Exercise input
↓

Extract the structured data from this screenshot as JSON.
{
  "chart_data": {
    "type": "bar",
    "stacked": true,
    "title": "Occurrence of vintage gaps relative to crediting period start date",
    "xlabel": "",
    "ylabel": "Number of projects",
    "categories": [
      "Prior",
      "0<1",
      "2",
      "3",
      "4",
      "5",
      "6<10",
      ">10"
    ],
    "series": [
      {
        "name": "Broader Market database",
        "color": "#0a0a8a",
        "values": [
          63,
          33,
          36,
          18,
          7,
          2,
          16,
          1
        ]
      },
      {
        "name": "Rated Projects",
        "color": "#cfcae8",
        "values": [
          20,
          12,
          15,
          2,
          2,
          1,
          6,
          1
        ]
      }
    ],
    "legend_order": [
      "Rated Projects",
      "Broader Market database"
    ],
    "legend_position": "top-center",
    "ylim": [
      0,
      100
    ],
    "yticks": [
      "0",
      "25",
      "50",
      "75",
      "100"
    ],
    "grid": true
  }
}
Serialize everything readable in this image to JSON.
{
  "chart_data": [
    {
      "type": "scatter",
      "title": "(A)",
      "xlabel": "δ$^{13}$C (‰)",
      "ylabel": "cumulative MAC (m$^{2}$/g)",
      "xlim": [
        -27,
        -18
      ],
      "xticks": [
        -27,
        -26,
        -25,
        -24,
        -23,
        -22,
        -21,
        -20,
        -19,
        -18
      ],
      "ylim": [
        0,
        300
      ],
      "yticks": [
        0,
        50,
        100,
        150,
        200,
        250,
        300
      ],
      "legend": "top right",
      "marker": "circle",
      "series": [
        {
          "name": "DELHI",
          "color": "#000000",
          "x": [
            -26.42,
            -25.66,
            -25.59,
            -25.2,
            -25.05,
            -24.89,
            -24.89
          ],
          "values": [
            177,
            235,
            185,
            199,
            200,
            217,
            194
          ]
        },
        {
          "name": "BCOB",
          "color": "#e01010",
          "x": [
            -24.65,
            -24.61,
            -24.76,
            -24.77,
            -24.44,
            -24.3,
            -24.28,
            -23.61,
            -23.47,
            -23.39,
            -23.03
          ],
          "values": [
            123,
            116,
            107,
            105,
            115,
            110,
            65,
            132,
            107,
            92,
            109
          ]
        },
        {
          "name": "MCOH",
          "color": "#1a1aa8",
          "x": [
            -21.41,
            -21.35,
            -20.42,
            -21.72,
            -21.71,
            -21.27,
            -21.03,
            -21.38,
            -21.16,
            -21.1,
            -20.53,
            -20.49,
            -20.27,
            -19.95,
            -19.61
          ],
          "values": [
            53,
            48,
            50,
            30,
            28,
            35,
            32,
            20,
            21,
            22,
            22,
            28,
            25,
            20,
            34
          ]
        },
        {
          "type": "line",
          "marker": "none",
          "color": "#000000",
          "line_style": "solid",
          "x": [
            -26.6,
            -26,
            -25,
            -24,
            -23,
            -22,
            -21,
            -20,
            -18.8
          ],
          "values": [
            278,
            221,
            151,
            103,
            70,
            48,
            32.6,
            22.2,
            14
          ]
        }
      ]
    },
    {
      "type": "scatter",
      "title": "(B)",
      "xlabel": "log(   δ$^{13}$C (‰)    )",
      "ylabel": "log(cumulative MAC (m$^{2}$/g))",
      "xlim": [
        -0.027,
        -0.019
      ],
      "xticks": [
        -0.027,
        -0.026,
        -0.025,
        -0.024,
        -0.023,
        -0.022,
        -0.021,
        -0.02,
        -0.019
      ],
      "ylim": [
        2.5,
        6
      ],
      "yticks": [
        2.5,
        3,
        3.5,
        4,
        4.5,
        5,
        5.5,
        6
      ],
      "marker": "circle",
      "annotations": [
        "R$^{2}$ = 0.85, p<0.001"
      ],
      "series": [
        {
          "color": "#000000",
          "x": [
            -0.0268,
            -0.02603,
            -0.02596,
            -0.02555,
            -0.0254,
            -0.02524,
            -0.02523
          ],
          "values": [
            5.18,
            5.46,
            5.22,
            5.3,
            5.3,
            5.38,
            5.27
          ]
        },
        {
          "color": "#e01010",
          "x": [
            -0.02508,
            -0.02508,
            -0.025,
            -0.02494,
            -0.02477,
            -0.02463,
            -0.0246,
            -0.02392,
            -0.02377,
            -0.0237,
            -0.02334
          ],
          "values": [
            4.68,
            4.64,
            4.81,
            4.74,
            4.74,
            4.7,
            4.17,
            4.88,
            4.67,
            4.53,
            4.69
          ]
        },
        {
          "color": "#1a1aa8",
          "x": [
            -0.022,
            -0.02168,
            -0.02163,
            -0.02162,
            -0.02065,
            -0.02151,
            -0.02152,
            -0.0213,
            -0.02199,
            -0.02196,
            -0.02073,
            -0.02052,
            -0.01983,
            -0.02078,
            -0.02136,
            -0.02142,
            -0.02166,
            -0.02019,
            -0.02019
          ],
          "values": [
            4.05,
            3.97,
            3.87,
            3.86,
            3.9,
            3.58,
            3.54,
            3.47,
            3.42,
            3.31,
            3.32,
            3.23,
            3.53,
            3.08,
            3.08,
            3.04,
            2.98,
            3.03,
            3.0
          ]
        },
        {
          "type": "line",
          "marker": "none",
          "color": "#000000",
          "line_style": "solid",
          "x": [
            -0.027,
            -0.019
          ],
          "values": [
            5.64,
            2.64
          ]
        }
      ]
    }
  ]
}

↑

What is asked
Restate the whole listing exactly, leaving out nothing.

Solution below
Extract the structured data from this screenshot as JSON.
{
  "chart_data": {
    "type": "bar",
    "stacked": true,
    "title": "Occurrence of vintage gaps relative to crediting period start date",
    "xlabel": "",
    "ylabel": "Number of projects",
    "categories": [
      "Prior",
      "0<1",
      "2",
      "3",
      "4",
      "5",
      "6<10",
      ">10"
    ],
    "series": [
      {
        "name": "Broader Market database",
        "color": "#0a0a8a",
        "values": [
          63,
          33,
          36,
          18,
          7,
          2,
          16,
          1
        ]
      },
      {
        "name": "Rated Projects",
        "color": "#cfcae8",
        "values": [
          20,
          12,
          15,
          2,
          2,
          1,
          6,
          1
        ]
      }
    ],
    "legend_order": [
      "Rated Projects",
      "Broader Market database"
    ],
    "legend_position": "top-center",
    "ylim": [
      0,
      100
    ],
    "yticks": [
      "0",
      "25",
      "50",
      "75",
      "100"
    ],
    "grid": true
  }
}
Serialize everything readable in this image to JSON.
{
  "chart_data": [
    {
      "type": "scatter",
      "title": "(A)",
      "xlabel": "δ$^{13}$C (‰)",
      "ylabel": "cumulative MAC (m$^{2}$/g)",
      "xlim": [
        -27,
        -18
      ],
      "xticks": [
        -27,
        -26,
        -25,
        -24,
        -23,
        -22,
        -21,
        -20,
        -19,
        -18
      ],
      "ylim": [
        0,
        300
      ],
      "yticks": [
        0,
        50,
        100,
        150,
        200,
        250,
        300
      ],
      "legend": "top right",
      "marker": "circle",
      "series": [
        {
          "name": "DELHI",
          "color": "#000000",
          "x": [
            -26.42,
            -25.66,
            -25.59,
            -25.2,
            -25.05,
            -24.89,
            -24.89
          ],
          "values": [
            177,
            235,
            185,
            199,
            200,
            217,
            194
          ]
        },
        {
          "name": "BCOB",
          "color": "#e01010",
          "x": [
            -24.65,
            -24.61,
            -24.76,
            -24.77,
            -24.44,
            -24.3,
            -24.28,
            -23.61,
            -23.47,
            -23.39,
            -23.03
          ],
          "values": [
            123,
            116,
            107,
            105,
            115,
            110,
            65,
            132,
            107,
            92,
            109
          ]
        },
        {
          "name": "MCOH",
          "color": "#1a1aa8",
          "x": [
            -21.41,
            -21.35,
            -20.42,
            -21.72,
            -21.71,
            -21.27,
            -21.03,
            -21.38,
            -21.16,
            -21.1,
            -20.53,
            -20.49,
            -20.27,
            -19.95,
            -19.61
          ],
          "values": [
            53,
            48,
            50,
            30,
            28,
            35,
            32,
            20,
            21,
            22,
            22,
            28,
            25,
            20,
            34
          ]
        },
        {
          "type": "line",
          "marker": "none",
          "color": "#000000",
          "line_style": "solid",
          "x": [
            -26.6,
            -26,
            -25,
            -24,
            -23,
            -22,
            -21,
            -20,
            -18.8
          ],
          "values": [
            278,
            221,
            151,
            103,
            70,
            48,
            32.6,
            22.2,
            14
          ]
        }
      ]
    },
    {
      "type": "scatter",
      "title": "(B)",
      "xlabel": "log(   δ$^{13}$C (‰)    )",
      "ylabel": "log(cumulative MAC (m$^{2}$/g))",
      "xlim": [
        -0.027,
        -0.019
      ],
      "xticks": [
        -0.027,
        -0.026,
        -0.025,
        -0.024,
        -0.023,
        -0.022,
        -0.021,
        -0.02,
        -0.019
      ],
      "ylim": [
        2.5,
        6
      ],
      "yticks": [
        2.5,
        3,
        3.5,
        4,
        4.5,
        5,
        5.5,
        6
      ],
      "marker": "circle",
      "annotations": [
        "R$^{2}$ = 0.85, p<0.001"
      ],
      "series": [
        {
          "color": "#000000",
          "x": [
            -0.0268,
            -0.02603,
            -0.02596,
            -0.02555,
            -0.0254,
            -0.02524,
            -0.02523
          ],
          "values": [
            5.18,
            5.46,
            5.22,
            5.3,
            5.3,
            5.38,
            5.27
          ]
        },
        {
          "color": "#e01010",
          "x": [
            -0.02508,
            -0.02508,
            -0.025,
            -0.02494,
            -0.02477,
            -0.02463,
            -0.0246,
            -0.02392,
            -0.02377,
            -0.0237,
            -0.02334
          ],
          "values": [
            4.68,
            4.64,
            4.81,
            4.74,
            4.74,
            4.7,
            4.17,
            4.88,
            4.67,
            4.53,
            4.69
          ]
        },
        {
          "color": "#1a1aa8",
          "x": [
            -0.022,
            -0.02168,
            -0.02163,
            -0.02162,
            -0.02065,
            -0.02151,
            -0.02152,
            -0.0213,
            -0.02199,
            -0.02196,
            -0.02073,
            -0.02052,
            -0.01983,
            -0.02078,
            -0.02136,
            -0.02142,
            -0.02166,
            -0.02019,
            -0.02019
          ],
          "values": [
            4.05,
            3.97,
            3.87,
            3.86,
            3.9,
            3.58,
            3.54,
            3.47,
            3.42,
            3.31,
            3.32,
            3.23,
            3.53,
            3.08,
            3.08,
            3.04,
            2.98,
            3.03,
            3.0
          ]
        },
        {
          "type": "line",
          "marker": "none",
          "color": "#000000",
          "line_style": "solid",
          "x": [
            -0.027,
            -0.019
          ],
          "values": [
            5.64,
            2.64
          ]
        }
      ]
    }
  ]
}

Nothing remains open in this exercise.